WORK TO BE COMPLETED: Copy out the records below, swapping each "Tiempo (min)" for "Time (min)" and keeping everything else the same. Leave the pictures out.

Spatial layout entries:
-.-.-

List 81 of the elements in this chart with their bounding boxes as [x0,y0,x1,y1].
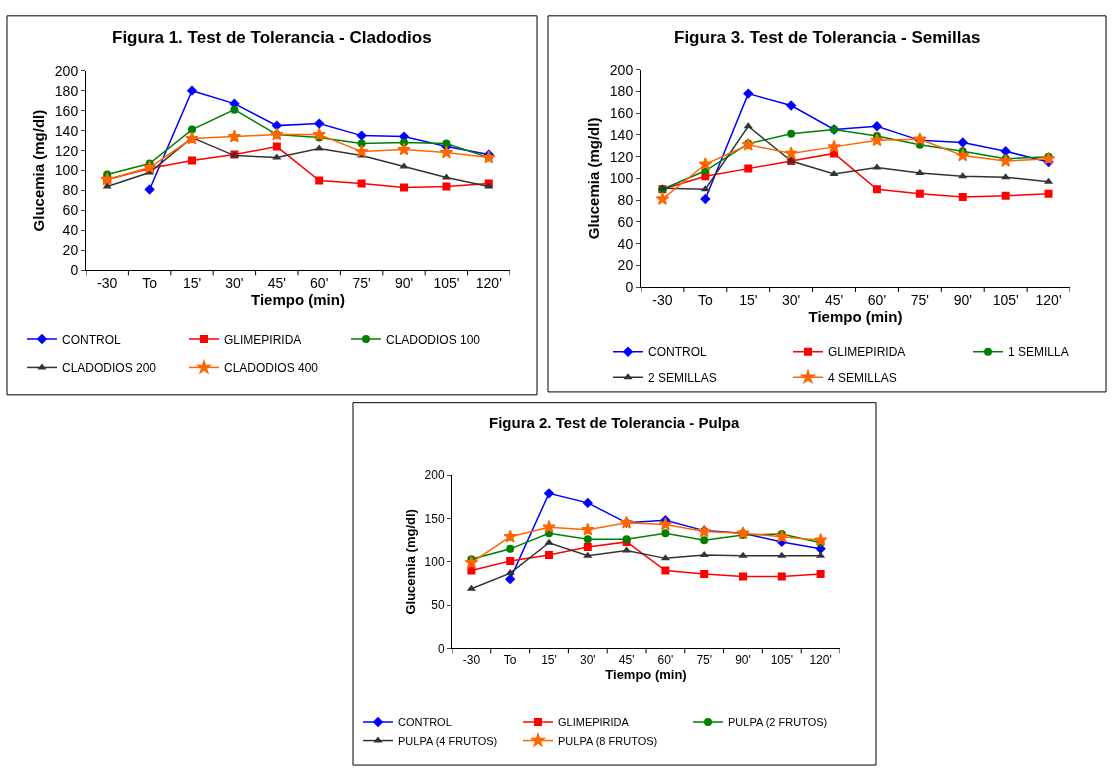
x-tick-label: 30' [579,652,596,667]
legend-label: GLIMEPIRIDA [558,716,630,729]
y-tick-label: 100 [424,555,445,570]
y-tick-label: 120 [54,142,79,159]
x-tick-label: 90' [953,291,972,308]
x-tick-label: 45' [267,275,286,292]
x-tick-label: 75' [910,291,929,308]
legend-label: PULPA (2 FRUTOS) [728,716,828,729]
chart-title: Figura 1. Test de Tolerancia - Cladodios [112,28,432,47]
x-tick-label: 60' [657,652,674,667]
legend-label: CONTROL [648,345,707,360]
x-tick-label: To [697,291,713,308]
legend-label: PULPA (8 FRUTOS) [558,734,658,747]
legend-label: CLADODIOS 200 [62,361,157,376]
x-tick-label: 90' [394,275,414,292]
legend-label: 1 SEMILLA [1008,345,1069,360]
y-tick-label: 60 [62,202,79,219]
y-tick-label: 40 [62,222,79,239]
legend-label: CONTROL [62,332,121,347]
y-tick-label: 80 [617,192,634,209]
legend-label: CLADODIOS 400 [224,361,319,376]
x-tick-label: 120' [809,652,832,667]
legend-label: CONTROL [398,716,452,729]
y-tick-label: 40 [617,235,634,252]
y-tick-label: 20 [62,242,79,259]
legend-label: CLADODIOS 100 [386,332,481,347]
y-tick-label: 200 [424,468,445,483]
x-tick-label: 45' [618,652,635,667]
x-tick-label: To [503,652,517,667]
x-tick-label: 30' [782,291,801,308]
y-tick-label: 50 [431,598,445,613]
y-tick-label: 160 [54,102,79,119]
y-tick-label: 200 [609,61,634,78]
chart-title: Figura 2. Test de Tolerancia - Pulpa [489,414,740,431]
x-tick-label: 15' [739,291,758,308]
y-tick-label: 0 [70,262,79,279]
y-tick-label: 0 [625,279,634,296]
y-axis-title: Glucemia (mg/dl) [30,109,48,232]
x-tick-label: 60' [867,291,887,308]
y-axis-title: Glucemia (mg/dl) [402,509,418,615]
x-tick-label: 30' [225,275,244,292]
y-tick-label: 80 [62,182,79,199]
x-tick-label: To [142,275,158,292]
y-tick-label: 0 [437,641,445,656]
legend-label: 4 SEMILLAS [828,370,897,385]
x-tick-label: 75' [352,275,371,292]
y-tick-label: 150 [424,511,445,526]
legend-label: 2 SEMILLAS [648,370,717,385]
y-tick-label: 160 [609,105,634,122]
x-axis-title: Tiempo (min) [251,291,345,309]
x-tick-label: 120' [1035,291,1062,308]
y-tick-label: 120 [609,148,634,165]
x-tick-label: 105' [992,291,1019,308]
x-tick-label: 45' [824,291,844,308]
y-tick-label: 100 [54,162,79,179]
y-tick-label: 140 [54,122,79,139]
x-tick-label: 120' [475,275,502,292]
chart-title: Figura 3. Test de Tolerancia - Semillas [674,28,981,47]
x-tick-label: -30 [652,291,673,308]
x-tick-label: 75' [696,652,713,667]
x-tick-label: 90' [735,652,751,667]
y-tick-label: 20 [617,257,634,274]
x-tick-label: 105' [433,275,460,292]
x-tick-label: 15' [182,275,202,292]
legend-label: PULPA (4 FRUTOS) [398,734,498,747]
x-axis-title: Tiempo (min) [808,307,903,325]
y-tick-label: 200 [54,62,79,79]
y-tick-label: 100 [609,170,634,187]
y-tick-label: 180 [609,83,634,100]
y-tick-label: 180 [54,82,79,99]
x-tick-label: -30 [97,275,118,292]
x-tick-label: 60' [310,275,329,292]
x-tick-label: 15' [541,652,557,667]
y-tick-label: 60 [617,213,634,230]
x-tick-label: 105' [770,652,793,667]
x-axis-title: Tiempo (min) [605,667,687,683]
legend-label: GLIMEPIRIDA [224,332,302,347]
x-tick-label: -30 [462,652,481,667]
y-axis-title: Glucemia (mg/dl) [585,117,603,240]
legend-label: GLIMEPIRIDA [828,345,906,360]
y-tick-label: 140 [609,126,634,143]
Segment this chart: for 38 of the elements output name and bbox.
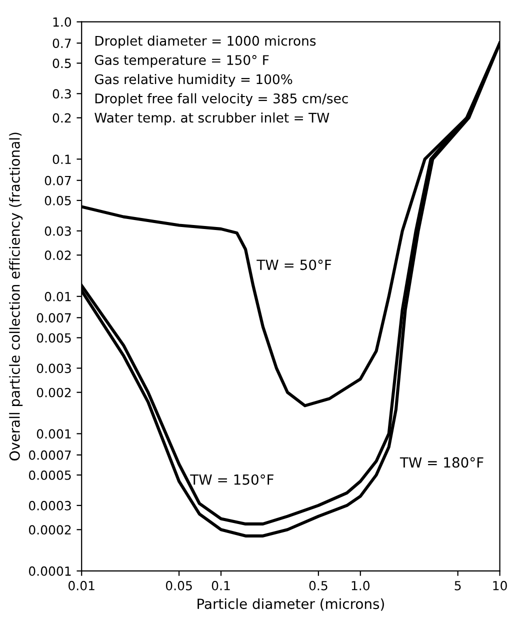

-.-.-

CORRECT OUTPUT:
List 81 of the elements in this chart with their bounding boxes as [x0,y0,x1,y1].
x-tick-label: 30' [579,652,596,667]
legend-label: GLIMEPIRIDA [558,716,630,729]
y-tick-label: 100 [424,555,445,570]
y-tick-label: 120 [54,142,79,159]
x-tick-label: 90' [953,291,972,308]
x-tick-label: 45' [267,275,286,292]
x-tick-label: 75' [910,291,929,308]
legend-label: PULPA (2 FRUTOS) [728,716,828,729]
chart-title: Figura 1. Test de Tolerancia - Cladodios [112,28,432,47]
x-tick-label: 60' [657,652,674,667]
legend-label: CONTROL [648,345,707,360]
x-tick-label: To [697,291,713,308]
legend-label: PULPA (8 FRUTOS) [558,734,658,747]
legend-label: CLADODIOS 200 [62,361,157,376]
x-tick-label: 90' [394,275,414,292]
legend-label: 1 SEMILLA [1008,345,1069,360]
y-tick-label: 60 [62,202,79,219]
y-tick-label: 40 [62,222,79,239]
legend-label: CONTROL [62,332,121,347]
y-tick-label: 80 [617,192,634,209]
legend-label: CLADODIOS 400 [224,361,319,376]
x-tick-label: 120' [809,652,832,667]
legend-label: CONTROL [398,716,452,729]
y-tick-label: 40 [617,235,634,252]
y-tick-label: 20 [62,242,79,259]
legend-label: CLADODIOS 100 [386,332,481,347]
y-tick-label: 200 [424,468,445,483]
x-tick-label: 45' [618,652,635,667]
x-tick-label: To [503,652,517,667]
x-tick-label: 30' [782,291,801,308]
y-tick-label: 50 [431,598,445,613]
y-tick-label: 160 [54,102,79,119]
y-tick-label: 200 [609,61,634,78]
chart-title: Figura 2. Test de Tolerancia - Pulpa [489,414,740,431]
x-tick-label: 15' [739,291,758,308]
y-tick-label: 0 [70,262,79,279]
y-tick-label: 0 [625,279,634,296]
y-axis-title: Glucemia (mg/dl) [30,109,48,232]
x-tick-label: 60' [867,291,887,308]
y-axis-title: Glucemia (mg/dl) [402,509,418,615]
x-tick-label: 30' [225,275,244,292]
y-tick-label: 80 [62,182,79,199]
x-tick-label: To [142,275,158,292]
y-tick-label: 0 [437,641,445,656]
legend-label: 4 SEMILLAS [828,370,897,385]
x-tick-label: 75' [352,275,371,292]
y-tick-label: 150 [424,511,445,526]
legend-label: 2 SEMILLAS [648,370,717,385]
y-tick-label: 160 [609,105,634,122]
x-axis-title: Time (min) [251,291,345,309]
x-tick-label: 120' [1035,291,1062,308]
y-tick-label: 120 [609,148,634,165]
x-tick-label: 105' [992,291,1019,308]
x-tick-label: 45' [824,291,844,308]
y-tick-label: 100 [54,162,79,179]
y-tick-label: 140 [54,122,79,139]
x-tick-label: 120' [475,275,502,292]
chart-title: Figura 3. Test de Tolerancia - Semillas [674,28,981,47]
x-tick-label: -30 [652,291,673,308]
x-tick-label: 75' [696,652,713,667]
x-tick-label: 90' [735,652,751,667]
y-tick-label: 20 [617,257,634,274]
x-tick-label: 105' [433,275,460,292]
x-tick-label: 15' [182,275,202,292]
legend-label: PULPA (4 FRUTOS) [398,734,498,747]
x-axis-title: Time (min) [808,307,903,325]
y-tick-label: 200 [54,62,79,79]
y-tick-label: 100 [609,170,634,187]
y-tick-label: 180 [609,83,634,100]
y-tick-label: 180 [54,82,79,99]
x-tick-label: -30 [97,275,118,292]
x-tick-label: 60' [310,275,329,292]
x-tick-label: 15' [541,652,557,667]
y-tick-label: 60 [617,213,634,230]
x-tick-label: 105' [770,652,793,667]
x-axis-title: Time (min) [605,667,687,683]
legend-label: GLIMEPIRIDA [224,332,302,347]
x-tick-label: -30 [462,652,481,667]
y-axis-title: Glucemia (mg/dl) [585,117,603,240]
legend-label: GLIMEPIRIDA [828,345,906,360]
y-tick-label: 140 [609,126,634,143]
Segment this chart: for 38 of the elements output name and bbox.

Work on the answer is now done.